PROBLEM TO WORK ON:
Pictures aside, repeat every entry exactly.

== RAW RECORDS ==

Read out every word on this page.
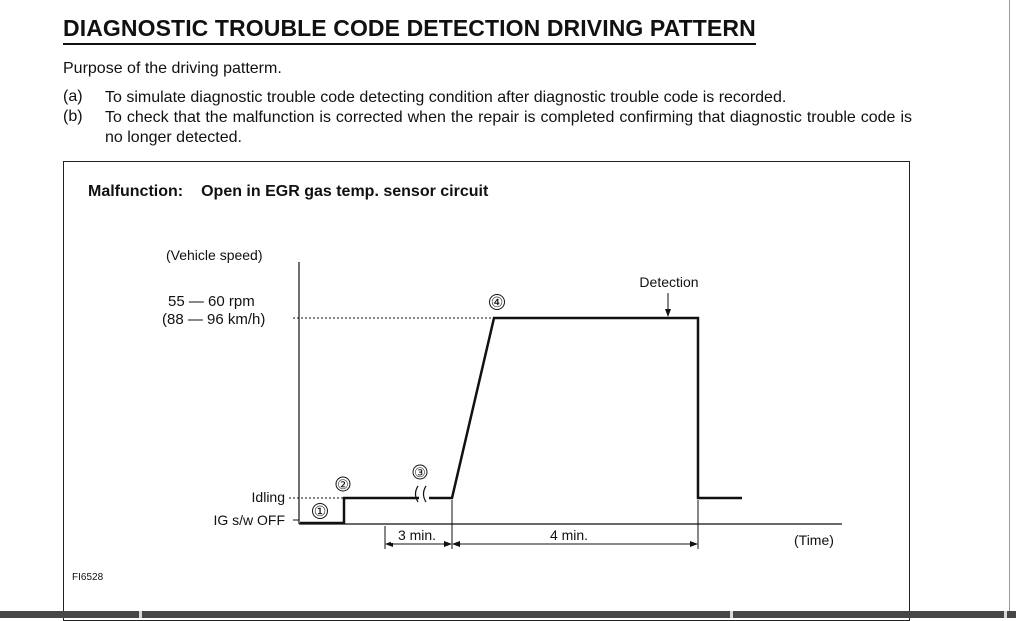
DIAGNOSTIC TROUBLE CODE DETECTION DRIVING PATTERN
Purpose of the driving patterm.
(a) To simulate diagnostic trouble code detecting condition after diagnostic trouble code is recorded.
(b) To check that the malfunction is corrected when the repair is completed confirming that diagnostic trouble code is no longer detected.
Malfunction: Open in EGR gas temp. sensor circuit
①
②
③
④
(Vehicle speed)
55 — 60 rpm
(88 — 96 km/h)
Idling
IG s/w OFF
(Time)
Detection
3 min.	4 min.
FI6528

===

TASK SOLUTION:
Read out every word on this page.
DIAGNOSTIC TROUBLE CODE DETECTION DRIVING PATTERN
Purpose of the driving patterm.
(a) To simulate diagnostic trouble code detecting condition after diagnostic trouble code is recorded.
(b) To check that the malfunction is corrected when the repair is completed confirming that diagnostic trouble code is no longer detected.
Malfunction: Open in EGR gas temp. sensor circuit
①
②
③
④
(Vehicle speed)
55 — 60 rpm
(88 — 96 km/h)
Idling
IG s/w OFF
(Time)
Detection
3 min.	4 min.
FI6528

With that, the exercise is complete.